* The task *
Report, as a bare number, how many lines of the material below contain the word "Serrano".

───

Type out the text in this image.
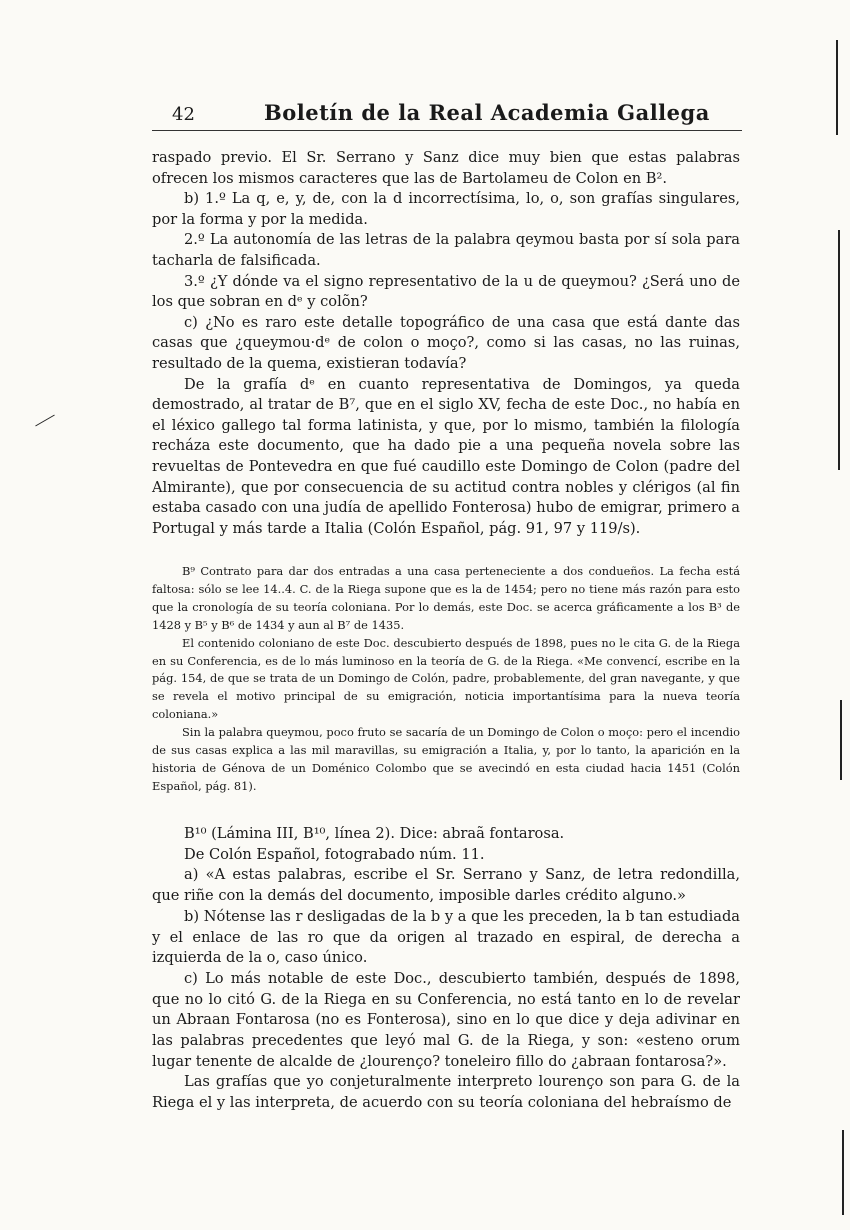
42	Boletín de la Real Academia Gallega

raspado previo. El Sr. Serrano y Sanz dice muy bien que estas palabras ofrecen los mismos caracteres que las de Bartolameu de Colon en B².

b) 1.º La q, e, y, de, con la d incorrectísima, lo, o, son grafías singulares, por la forma y por la medida.

2.º La autonomía de las letras de la palabra qeymou basta por sí sola para tacharla de falsificada.

3.º ¿Y dónde va el signo representativo de la u de queymou? ¿Será uno de los que sobran en dᵉ y colõn?

c) ¿No es raro este detalle topográfico de una casa que está dante das casas que ¿queymou·dᵉ de colon o moço?, como si las casas, no las ruinas, resultado de la quema, existieran todavía?

De la grafía dᵉ en cuanto representativa de Domingos, ya queda demostrado, al tratar de B⁷, que en el siglo XV, fecha de este Doc., no había en el léxico gallego tal forma latinista, y que, por lo mismo, también la filología recházа este documento, que ha dado pie a una pequeña novela sobre las revueltas de Pontevedra en que fué caudillo este Domingo de Colon (padre del Almirante), que por consecuencia de su actitud contra nobles y clérigos (al fin estaba casado con una judía de apellido Fonterosa) hubo de emigrar, primero a Portugal y más tarde a Italia (Colón Español, pág. 91, 97 y 119/s).

B⁹ Contrato para dar dos entradas a una casa perteneciente a dos condueños. La fecha está faltosa: sólo se lee 14..4. C. de la Riega supone que es la de 1454; pero no tiene más razón para esto que la cronología de su teoría coloniana. Por lo demás, este Doc. se acerca gráficamente a los B³ de 1428 y B⁵ y B⁶ de 1434 y aun al B⁷ de 1435.

El contenido coloniano de este Doc. descubierto después de 1898, pues no le cita G. de la Riega en su Conferencia, es de lo más luminoso en la teoría de G. de la Riega. «Me convencí, escribe en la pág. 154, de que se trata de un Domingo de Colón, padre, probablemente, del gran navegante, y que se revela el motivo principal de su emigración, noticia importantísima para la nueva teoría coloniana.»

Sin la palabra queymou, poco fruto se sacaría de un Domingo de Colon o moço: pero el incendio de sus casas explica a las mil maravillas, su emigración a Italia, y, por lo tanto, la aparición en la historia de Génova de un Doménico Colombo que se avecindó en esta ciudad hacia 1451 (Colón Español, pág. 81).

B¹⁰ (Lámina III, B¹⁰, línea 2). Dice: abraã fontarosa.

De Colón Español, fotograbado núm. 11.

a) «A estas palabras, escribe el Sr. Serrano y Sanz, de letra redondilla, que riñe con la demás del documento, imposible darles crédito alguno.»

b) Nótense las r desligadas de la b y a que les preceden, la b tan estudiada y el enlace de las ro que da origen al trazado en espiral, de derecha a izquierda de la o, caso único.

c) Lo más notable de este Doc., descubierto también, después de 1898, que no lo citó G. de la Riega en su Conferencia, no está tanto en lo de revelar un Abraan Fontarosa (no es Fonterosa), sino en lo que dice y deja adivinar en las palabras precedentes que leyó mal G. de la Riega, y son: «esteno orum lugar tenente de alcalde de ¿lourenço? toneleiro fillo do ¿abraan fontarosa?».

Las grafías que yo conjeturalmente interpreto lourenço son para G. de la Riega el y las interpreta, de acuerdo con su teoría coloniana del hebraísmo de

───

* Exercise solution *
2